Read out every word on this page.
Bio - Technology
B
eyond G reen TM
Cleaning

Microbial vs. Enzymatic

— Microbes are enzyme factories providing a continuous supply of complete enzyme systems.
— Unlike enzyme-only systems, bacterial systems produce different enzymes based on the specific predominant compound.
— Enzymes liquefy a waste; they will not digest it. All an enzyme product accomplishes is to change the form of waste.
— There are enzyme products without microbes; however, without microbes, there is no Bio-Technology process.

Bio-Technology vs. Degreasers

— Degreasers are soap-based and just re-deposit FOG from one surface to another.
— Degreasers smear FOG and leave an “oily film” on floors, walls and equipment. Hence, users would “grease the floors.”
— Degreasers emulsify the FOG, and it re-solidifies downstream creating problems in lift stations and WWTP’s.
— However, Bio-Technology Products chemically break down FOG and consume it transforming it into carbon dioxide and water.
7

===============

Description of the task:
Repeat each of the entries exactly.

Expected answer:
Read out every word on this page.
Bio - Technology
B
eyond G reen TM
Cleaning

Microbial vs. Enzymatic

— Microbes are enzyme factories providing a continuous supply of complete enzyme systems.
— Unlike enzyme-only systems, bacterial systems produce different enzymes based on the specific predominant compound.
— Enzymes liquefy a waste; they will not digest it. All an enzyme product accomplishes is to change the form of waste.
— There are enzyme products without microbes; however, without microbes, there is no Bio-Technology process.

Bio-Technology vs. Degreasers

— Degreasers are soap-based and just re-deposit FOG from one surface to another.
— Degreasers smear FOG and leave an “oily film” on floors, walls and equipment. Hence, users would “grease the floors.”
— Degreasers emulsify the FOG, and it re-solidifies downstream creating problems in lift stations and WWTP’s.
— However, Bio-Technology Products chemically break down FOG and consume it transforming it into carbon dioxide and water.
7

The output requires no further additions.